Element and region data
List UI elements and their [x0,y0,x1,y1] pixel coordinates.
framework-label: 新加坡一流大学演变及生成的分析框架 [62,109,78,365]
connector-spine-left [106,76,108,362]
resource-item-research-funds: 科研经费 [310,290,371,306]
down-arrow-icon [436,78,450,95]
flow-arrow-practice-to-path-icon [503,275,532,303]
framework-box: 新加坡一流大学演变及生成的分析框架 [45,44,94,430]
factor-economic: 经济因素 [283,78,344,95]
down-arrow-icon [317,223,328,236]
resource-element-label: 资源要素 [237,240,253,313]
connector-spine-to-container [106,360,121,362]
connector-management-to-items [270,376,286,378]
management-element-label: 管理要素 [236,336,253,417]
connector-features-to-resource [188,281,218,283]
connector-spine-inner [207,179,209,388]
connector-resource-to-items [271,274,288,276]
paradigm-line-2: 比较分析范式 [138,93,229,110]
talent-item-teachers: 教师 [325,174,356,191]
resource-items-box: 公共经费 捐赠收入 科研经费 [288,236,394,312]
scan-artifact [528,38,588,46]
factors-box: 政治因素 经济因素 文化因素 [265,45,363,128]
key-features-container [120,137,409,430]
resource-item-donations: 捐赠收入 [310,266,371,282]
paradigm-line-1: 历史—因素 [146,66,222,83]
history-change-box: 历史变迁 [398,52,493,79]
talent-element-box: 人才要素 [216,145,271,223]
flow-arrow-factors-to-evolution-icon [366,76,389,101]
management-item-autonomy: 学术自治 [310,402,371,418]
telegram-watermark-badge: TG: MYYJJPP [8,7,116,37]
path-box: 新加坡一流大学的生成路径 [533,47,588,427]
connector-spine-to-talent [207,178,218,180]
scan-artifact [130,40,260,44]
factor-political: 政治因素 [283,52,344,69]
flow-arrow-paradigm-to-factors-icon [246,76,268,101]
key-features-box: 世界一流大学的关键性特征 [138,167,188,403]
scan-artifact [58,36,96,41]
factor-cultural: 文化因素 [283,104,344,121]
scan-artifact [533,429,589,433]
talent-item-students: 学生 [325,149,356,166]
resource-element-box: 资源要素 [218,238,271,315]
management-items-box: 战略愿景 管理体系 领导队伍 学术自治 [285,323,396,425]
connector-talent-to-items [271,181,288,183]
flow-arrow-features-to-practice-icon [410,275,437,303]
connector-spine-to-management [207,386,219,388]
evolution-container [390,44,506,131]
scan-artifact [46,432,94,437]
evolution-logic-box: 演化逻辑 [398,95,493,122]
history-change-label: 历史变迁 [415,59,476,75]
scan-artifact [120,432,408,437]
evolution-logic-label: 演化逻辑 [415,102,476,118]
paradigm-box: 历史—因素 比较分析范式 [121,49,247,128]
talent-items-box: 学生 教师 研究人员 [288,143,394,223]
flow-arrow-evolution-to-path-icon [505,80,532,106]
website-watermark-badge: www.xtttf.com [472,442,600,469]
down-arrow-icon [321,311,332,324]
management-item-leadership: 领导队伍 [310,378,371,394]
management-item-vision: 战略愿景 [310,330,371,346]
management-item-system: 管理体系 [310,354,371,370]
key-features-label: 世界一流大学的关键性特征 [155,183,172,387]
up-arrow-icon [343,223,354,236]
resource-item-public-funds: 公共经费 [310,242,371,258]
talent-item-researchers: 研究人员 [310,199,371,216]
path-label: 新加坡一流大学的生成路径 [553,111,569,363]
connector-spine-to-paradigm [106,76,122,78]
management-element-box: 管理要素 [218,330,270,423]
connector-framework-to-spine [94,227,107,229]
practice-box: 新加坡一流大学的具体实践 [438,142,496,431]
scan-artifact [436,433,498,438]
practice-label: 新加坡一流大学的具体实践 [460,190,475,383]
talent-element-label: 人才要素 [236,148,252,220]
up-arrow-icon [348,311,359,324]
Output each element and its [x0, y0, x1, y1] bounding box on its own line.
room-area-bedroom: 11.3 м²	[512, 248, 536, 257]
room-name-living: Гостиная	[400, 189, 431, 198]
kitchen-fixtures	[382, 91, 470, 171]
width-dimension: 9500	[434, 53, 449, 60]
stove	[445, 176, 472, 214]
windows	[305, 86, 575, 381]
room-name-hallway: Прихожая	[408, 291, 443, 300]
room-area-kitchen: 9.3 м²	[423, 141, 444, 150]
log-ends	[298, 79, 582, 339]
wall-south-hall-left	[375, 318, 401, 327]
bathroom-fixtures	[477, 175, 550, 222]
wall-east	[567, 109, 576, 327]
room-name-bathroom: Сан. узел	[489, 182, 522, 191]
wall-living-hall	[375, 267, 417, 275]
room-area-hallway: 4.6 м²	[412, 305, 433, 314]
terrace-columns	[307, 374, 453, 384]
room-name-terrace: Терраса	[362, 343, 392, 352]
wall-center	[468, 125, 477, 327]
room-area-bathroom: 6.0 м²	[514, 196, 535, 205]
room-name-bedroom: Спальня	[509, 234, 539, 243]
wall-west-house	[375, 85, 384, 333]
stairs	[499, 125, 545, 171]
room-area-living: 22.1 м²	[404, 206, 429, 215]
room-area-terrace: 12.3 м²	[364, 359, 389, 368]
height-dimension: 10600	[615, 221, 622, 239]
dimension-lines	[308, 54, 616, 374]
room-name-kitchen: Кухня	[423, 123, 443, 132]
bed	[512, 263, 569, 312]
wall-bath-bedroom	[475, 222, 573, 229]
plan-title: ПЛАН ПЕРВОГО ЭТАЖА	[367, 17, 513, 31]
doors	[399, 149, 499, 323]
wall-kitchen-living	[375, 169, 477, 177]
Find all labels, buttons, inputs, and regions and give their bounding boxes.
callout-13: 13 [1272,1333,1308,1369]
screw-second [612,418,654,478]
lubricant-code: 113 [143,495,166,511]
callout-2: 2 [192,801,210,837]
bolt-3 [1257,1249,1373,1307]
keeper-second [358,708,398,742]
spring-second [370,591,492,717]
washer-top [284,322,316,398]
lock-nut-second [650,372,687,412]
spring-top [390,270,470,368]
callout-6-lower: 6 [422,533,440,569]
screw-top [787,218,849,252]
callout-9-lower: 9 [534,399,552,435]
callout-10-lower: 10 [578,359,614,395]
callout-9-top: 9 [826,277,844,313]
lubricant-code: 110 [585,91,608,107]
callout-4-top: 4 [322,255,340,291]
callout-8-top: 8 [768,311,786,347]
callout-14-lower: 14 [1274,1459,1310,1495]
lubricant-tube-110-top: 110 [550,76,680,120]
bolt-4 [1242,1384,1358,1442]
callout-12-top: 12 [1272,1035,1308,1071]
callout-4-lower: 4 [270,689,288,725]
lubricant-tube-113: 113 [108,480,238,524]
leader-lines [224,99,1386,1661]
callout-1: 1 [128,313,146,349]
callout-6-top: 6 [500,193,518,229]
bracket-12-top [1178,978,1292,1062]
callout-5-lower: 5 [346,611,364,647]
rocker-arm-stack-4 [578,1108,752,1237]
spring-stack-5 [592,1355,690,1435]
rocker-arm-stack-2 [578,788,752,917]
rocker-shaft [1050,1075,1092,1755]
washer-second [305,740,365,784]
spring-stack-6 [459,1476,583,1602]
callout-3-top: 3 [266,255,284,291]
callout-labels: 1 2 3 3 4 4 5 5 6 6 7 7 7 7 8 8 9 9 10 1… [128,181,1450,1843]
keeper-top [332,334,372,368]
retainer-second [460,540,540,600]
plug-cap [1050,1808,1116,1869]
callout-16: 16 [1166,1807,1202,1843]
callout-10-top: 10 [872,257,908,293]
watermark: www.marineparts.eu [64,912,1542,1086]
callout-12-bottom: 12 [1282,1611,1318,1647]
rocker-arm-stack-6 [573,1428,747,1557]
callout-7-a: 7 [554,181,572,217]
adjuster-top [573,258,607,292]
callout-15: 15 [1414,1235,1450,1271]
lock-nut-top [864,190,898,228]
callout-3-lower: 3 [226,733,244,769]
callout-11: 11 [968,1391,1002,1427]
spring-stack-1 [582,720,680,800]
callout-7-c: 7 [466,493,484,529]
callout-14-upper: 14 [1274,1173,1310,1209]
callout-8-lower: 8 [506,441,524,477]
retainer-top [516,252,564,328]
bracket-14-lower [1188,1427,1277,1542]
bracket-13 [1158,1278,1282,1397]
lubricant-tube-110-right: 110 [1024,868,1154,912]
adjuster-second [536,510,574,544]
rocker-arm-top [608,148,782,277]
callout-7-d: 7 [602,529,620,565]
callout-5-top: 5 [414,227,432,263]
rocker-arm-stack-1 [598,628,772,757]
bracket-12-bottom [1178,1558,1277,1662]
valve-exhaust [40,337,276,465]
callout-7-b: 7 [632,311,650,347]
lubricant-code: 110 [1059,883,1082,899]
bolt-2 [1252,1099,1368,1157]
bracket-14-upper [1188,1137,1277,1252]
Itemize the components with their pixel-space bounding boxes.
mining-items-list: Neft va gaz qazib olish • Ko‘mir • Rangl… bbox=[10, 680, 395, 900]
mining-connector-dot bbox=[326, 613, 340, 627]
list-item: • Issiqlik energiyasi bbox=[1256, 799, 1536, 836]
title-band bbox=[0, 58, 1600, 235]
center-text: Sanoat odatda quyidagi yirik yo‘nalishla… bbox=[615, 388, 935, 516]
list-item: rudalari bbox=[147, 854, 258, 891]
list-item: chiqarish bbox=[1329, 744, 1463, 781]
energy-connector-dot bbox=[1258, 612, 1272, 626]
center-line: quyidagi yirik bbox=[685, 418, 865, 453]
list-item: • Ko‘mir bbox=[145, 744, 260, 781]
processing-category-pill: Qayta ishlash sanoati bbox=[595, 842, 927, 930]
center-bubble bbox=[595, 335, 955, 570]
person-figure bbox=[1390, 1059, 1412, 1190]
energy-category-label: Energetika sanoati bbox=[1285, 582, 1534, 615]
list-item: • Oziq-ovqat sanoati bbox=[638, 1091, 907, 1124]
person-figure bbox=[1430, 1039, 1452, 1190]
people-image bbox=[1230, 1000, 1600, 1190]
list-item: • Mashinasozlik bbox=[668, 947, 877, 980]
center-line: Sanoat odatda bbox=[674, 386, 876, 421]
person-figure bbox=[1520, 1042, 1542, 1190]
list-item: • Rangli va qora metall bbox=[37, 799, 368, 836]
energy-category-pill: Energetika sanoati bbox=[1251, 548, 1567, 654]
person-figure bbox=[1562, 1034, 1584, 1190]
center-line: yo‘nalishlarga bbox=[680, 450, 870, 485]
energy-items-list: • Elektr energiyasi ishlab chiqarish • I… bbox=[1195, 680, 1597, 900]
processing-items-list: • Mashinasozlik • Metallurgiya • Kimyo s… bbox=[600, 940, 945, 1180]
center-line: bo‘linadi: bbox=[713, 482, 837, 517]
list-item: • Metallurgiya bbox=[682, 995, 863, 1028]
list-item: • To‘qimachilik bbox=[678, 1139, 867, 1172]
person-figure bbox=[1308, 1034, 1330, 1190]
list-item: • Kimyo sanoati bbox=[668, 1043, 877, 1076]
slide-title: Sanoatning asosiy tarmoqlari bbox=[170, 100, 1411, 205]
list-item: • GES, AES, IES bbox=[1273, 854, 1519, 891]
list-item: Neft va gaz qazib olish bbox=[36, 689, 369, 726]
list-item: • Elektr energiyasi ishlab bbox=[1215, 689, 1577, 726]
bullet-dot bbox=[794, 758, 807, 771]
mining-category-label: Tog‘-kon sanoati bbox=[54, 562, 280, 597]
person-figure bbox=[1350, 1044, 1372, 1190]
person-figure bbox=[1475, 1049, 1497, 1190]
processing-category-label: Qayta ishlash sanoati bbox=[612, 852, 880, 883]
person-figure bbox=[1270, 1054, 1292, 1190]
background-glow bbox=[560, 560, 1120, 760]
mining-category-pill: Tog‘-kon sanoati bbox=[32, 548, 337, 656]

What you are asked to do.
From the start of the records through the line containing "down-arrow-icon [317,223,328,236]", replace "framework-box" with "framework-panel", leaving everything else unchanged. Return only those lines.

Result of the task.
List UI elements and their [x0,y0,x1,y1] pixel coordinates.
framework-label: 新加坡一流大学演变及生成的分析框架 [62,109,78,365]
connector-spine-left [106,76,108,362]
resource-item-research-funds: 科研经费 [310,290,371,306]
down-arrow-icon [436,78,450,95]
flow-arrow-practice-to-path-icon [503,275,532,303]
framework-panel: 新加坡一流大学演变及生成的分析框架 [45,44,94,430]
factor-economic: 经济因素 [283,78,344,95]
down-arrow-icon [317,223,328,236]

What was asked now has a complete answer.